(Excerpt):
···
Royalties works for something massive that is slated to sell thousands-plus in a short period of time with a 60% minimum net profit per item sold, and has an accounting/legal department working in tandem to ensure all contracts are upheld. The person hiring you over deviantArt very likely doesn't have an accounting/legal department at their disposal, and if they did, then I weep for the state of our economy.
Never accept royalties. Never offer royalties.
Royalties. The moment I read that word in my inbox, I immediately assume the person isn't serious about their project, is inexperienced in the field, or is just using fancy lucrative words to scam us when they have zero intention to pay up.
Lastly.
···
(Data for analysis):
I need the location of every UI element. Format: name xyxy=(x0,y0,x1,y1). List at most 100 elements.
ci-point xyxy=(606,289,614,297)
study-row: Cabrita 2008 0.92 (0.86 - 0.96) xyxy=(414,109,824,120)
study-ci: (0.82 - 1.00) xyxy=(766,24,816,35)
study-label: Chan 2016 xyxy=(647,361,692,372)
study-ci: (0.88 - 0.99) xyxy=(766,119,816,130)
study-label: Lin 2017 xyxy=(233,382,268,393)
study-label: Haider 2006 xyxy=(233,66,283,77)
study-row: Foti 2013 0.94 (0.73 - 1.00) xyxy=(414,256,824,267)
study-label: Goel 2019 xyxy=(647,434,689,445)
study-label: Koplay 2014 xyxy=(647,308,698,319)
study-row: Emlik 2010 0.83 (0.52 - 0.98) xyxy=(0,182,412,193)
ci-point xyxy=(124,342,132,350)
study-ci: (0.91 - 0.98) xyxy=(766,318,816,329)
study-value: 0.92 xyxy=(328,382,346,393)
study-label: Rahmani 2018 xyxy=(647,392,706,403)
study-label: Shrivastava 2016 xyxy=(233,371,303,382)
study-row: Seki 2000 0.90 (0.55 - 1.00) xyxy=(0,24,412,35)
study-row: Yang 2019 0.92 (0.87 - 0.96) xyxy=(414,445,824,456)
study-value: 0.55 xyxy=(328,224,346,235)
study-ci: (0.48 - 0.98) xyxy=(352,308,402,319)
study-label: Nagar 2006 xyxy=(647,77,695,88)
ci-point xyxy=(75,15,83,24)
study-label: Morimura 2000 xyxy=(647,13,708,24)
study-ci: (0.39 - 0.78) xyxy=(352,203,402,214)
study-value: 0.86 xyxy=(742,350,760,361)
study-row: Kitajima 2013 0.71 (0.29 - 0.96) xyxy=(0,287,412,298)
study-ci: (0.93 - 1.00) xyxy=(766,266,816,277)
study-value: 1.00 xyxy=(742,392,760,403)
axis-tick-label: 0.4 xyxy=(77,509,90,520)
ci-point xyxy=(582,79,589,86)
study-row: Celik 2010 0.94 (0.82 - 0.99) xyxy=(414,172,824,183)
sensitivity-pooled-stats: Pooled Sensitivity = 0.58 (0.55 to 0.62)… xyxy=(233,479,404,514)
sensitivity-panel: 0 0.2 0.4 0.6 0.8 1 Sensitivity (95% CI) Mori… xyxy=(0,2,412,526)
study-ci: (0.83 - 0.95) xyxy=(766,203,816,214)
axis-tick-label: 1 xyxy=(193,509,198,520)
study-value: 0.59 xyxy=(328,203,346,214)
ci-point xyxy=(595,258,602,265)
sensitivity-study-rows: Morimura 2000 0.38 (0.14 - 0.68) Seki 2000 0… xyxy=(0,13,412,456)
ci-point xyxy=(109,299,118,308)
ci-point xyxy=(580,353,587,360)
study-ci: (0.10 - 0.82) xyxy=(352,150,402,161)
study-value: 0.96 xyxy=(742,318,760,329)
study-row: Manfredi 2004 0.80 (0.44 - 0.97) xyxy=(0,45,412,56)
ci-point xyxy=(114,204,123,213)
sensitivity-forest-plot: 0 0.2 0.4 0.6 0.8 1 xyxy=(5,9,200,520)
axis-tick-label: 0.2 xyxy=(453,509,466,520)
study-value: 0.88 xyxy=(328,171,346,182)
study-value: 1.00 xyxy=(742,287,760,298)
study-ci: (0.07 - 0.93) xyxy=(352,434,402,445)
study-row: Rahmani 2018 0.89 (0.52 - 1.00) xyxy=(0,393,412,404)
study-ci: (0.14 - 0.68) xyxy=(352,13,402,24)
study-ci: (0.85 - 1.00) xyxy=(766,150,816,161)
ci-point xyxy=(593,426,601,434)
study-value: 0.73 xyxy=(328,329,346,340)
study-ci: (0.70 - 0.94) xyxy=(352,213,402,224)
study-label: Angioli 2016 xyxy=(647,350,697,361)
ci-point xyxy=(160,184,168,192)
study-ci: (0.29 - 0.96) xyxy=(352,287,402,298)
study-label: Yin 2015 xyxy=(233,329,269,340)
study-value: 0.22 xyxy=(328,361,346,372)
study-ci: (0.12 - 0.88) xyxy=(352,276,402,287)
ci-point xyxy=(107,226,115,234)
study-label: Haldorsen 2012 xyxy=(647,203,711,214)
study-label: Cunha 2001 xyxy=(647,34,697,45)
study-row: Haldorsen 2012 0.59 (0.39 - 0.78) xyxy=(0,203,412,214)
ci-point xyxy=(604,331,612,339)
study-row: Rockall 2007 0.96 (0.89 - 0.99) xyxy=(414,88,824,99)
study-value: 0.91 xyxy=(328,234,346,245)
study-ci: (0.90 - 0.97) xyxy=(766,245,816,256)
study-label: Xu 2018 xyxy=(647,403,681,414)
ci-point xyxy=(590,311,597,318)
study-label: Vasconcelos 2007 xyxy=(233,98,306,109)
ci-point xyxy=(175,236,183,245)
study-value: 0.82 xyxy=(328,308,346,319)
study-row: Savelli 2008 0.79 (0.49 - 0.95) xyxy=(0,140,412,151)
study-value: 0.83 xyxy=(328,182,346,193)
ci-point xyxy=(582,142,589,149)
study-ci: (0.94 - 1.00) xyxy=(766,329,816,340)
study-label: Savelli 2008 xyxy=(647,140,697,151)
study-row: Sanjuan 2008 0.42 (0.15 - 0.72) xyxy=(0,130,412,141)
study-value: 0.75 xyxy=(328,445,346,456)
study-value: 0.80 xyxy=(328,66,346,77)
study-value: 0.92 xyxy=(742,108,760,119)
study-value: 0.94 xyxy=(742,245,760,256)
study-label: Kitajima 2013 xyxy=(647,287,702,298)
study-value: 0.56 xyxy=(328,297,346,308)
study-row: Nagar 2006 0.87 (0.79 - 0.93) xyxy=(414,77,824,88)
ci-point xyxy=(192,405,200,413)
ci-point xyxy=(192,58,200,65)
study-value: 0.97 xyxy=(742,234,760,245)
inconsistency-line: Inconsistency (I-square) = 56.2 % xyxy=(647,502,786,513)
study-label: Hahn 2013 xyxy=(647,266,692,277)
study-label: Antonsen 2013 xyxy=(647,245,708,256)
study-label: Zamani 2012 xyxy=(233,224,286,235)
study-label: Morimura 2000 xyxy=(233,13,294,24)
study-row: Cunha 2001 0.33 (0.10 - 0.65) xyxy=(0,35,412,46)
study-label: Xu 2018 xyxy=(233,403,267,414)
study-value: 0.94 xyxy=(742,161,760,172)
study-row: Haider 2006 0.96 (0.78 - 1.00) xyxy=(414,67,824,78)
···
(Tasks and exercises):
**a.** In the text on royalties, what minimum net profit per item sold do royalties work for?
**b.** Write what comes next in the text on royalties, picking up after its final line.
Ignore the rows; they have nothing to do with this.

(Responses in order):
**a.** A 60% minimum net profit per item sold.

**b.**
Watermark the crap out of unpaid work.Against my own advice above to line artists, I don't feel as "at risk" as a colorist, so I'm maintaining my "you pay nothing until you get something" policy, as well as my 100% refund policy if you don't like how the medium resolution preview copy looks. I mean it. If you don't like how it looks, you don't pay, you don't even have to explain your reason why, and I won't feel negatively towards you for it. I'm on the business side of art; my interest is getting what
you want (as opposed to the snooty
artsy side of art, where
I pee in a can of rancid spaghetti-o's and huff condescendingly at the mainstream Philistines who fail to comprehend the deep metaphorical nuances to post-contemporary society or whatever).
I take all the risk off the client.
But that doesn't mean you can skirt free with a medium resolution file.
Whew tangent. Let's try this again.
Watermark the crap out of unpaid work.After the recent scam, I apologize to all my clients and hope this isn't a burden, but until payment goes through you are getting work that is watermarked like crazy. If you'd like a review copy that doesn't have watermarks with my name and signature and contact info and a big ol' "not for distribution or sale" you'll have to either pay up front or be a long-time client whom I know I can trust. This is a step that I've been wanting to avoid, but after some very unfortunate turns of events, it is a protection I have to take and a protection I urge everyone else to adopt.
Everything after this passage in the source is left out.